[Dataset items]
---*---

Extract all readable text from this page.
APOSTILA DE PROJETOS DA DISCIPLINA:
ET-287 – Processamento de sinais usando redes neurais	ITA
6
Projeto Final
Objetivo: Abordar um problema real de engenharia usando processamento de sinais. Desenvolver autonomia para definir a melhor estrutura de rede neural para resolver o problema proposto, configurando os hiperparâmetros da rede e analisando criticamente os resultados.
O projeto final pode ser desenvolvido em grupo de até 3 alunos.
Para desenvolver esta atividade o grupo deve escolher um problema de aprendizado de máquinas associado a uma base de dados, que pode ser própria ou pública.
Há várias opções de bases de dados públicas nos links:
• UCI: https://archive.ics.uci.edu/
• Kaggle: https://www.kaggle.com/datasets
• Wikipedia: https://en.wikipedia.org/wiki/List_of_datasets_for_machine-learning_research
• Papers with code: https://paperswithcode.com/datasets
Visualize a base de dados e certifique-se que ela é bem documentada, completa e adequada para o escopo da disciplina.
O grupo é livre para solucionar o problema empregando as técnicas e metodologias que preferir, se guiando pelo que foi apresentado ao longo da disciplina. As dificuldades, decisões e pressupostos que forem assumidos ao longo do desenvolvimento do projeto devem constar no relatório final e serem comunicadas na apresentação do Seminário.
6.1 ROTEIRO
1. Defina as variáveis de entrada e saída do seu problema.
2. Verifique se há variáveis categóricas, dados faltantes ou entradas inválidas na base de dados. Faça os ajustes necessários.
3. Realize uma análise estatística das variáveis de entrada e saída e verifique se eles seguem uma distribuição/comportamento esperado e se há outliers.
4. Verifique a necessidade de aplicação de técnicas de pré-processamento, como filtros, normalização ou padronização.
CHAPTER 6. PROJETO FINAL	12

---*---

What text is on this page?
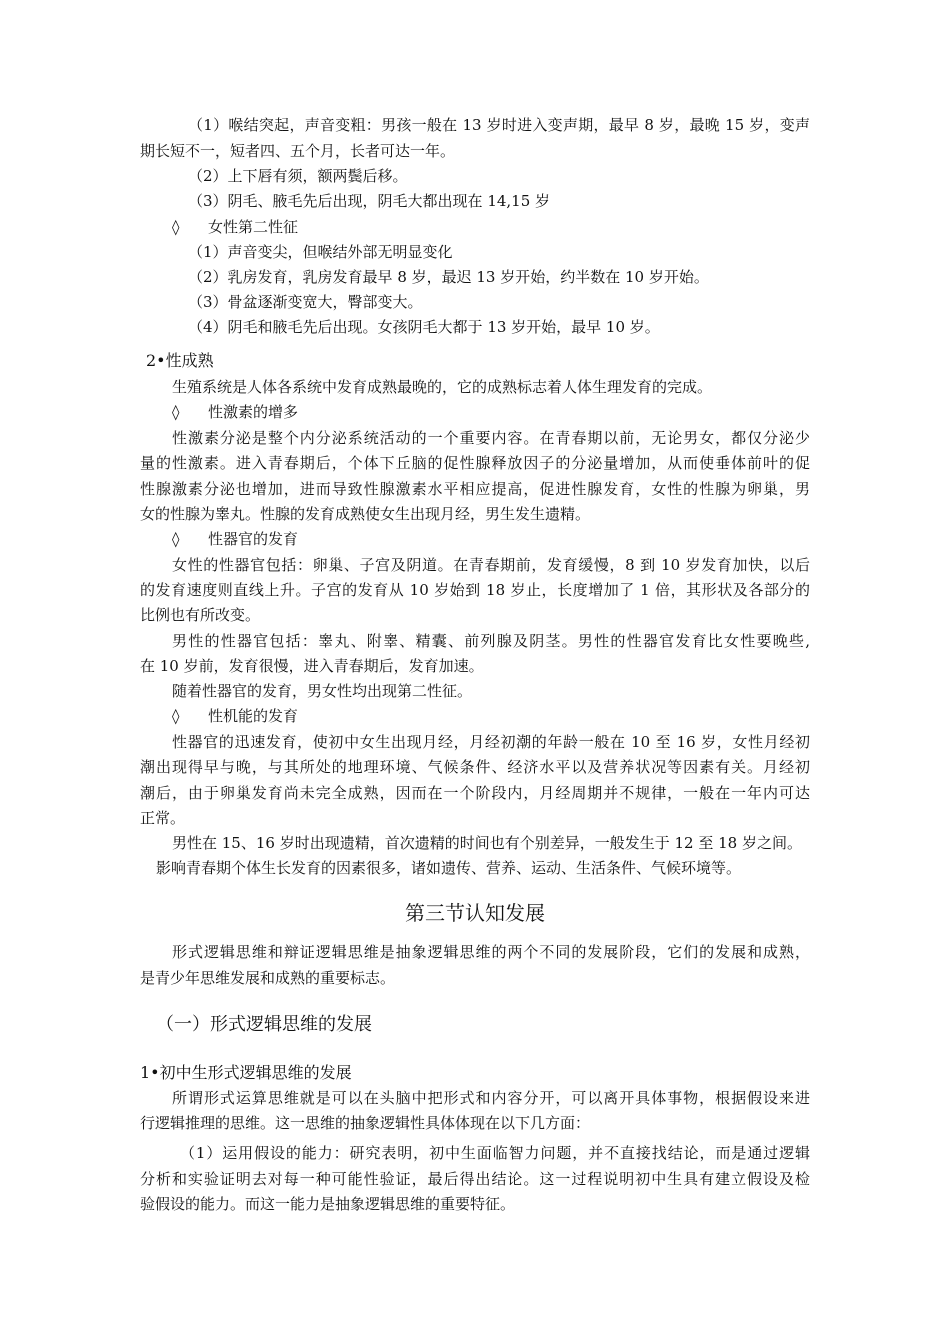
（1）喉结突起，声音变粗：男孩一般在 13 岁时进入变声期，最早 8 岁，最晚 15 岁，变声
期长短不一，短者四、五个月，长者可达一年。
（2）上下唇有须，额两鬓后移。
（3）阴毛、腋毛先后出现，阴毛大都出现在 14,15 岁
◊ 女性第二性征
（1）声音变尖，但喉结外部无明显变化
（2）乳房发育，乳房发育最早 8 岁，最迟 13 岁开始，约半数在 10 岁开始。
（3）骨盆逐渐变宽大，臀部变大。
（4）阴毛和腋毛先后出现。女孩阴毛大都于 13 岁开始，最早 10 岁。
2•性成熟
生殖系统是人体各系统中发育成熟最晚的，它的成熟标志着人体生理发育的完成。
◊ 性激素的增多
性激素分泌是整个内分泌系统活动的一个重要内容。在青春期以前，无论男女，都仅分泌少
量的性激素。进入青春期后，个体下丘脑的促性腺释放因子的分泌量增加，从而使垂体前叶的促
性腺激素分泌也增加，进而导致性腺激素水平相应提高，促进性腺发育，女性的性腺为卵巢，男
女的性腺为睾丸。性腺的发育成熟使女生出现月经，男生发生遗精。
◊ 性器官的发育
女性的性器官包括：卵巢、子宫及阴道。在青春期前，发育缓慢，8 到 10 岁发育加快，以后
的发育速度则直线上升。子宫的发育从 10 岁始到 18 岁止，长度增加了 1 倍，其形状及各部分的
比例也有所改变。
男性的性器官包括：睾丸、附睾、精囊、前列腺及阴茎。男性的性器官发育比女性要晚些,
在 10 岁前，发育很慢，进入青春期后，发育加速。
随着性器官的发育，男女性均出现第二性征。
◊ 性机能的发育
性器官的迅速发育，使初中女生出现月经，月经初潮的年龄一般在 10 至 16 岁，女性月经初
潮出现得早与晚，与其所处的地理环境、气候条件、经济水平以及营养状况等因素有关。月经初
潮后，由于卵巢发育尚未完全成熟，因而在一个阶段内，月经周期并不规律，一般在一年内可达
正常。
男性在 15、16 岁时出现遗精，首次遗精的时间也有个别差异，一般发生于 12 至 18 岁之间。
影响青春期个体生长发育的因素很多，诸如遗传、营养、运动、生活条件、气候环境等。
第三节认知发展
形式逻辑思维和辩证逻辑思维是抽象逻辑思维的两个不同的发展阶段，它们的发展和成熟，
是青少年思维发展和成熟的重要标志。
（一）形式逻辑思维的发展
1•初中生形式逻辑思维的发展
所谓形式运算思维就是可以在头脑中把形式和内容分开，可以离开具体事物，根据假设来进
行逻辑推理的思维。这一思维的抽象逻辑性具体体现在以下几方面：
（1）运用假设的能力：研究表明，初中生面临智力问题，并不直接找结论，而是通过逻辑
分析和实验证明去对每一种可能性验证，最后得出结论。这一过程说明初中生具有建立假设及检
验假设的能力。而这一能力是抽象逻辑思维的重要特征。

---*---

● **WHAT THE TASK ASKS**
Copy every line of the listing where the word "https" appears.

● **SOLUTION TO THIS PROBLEM**
• UCI: https://archive.ics.uci.edu/
• Kaggle: https://www.kaggle.com/datasets
• Wikipedia: https://en.wikipedia.org/wiki/List_of_datasets_for_machine-learning_research
• Papers with code: https://paperswithcode.com/datasets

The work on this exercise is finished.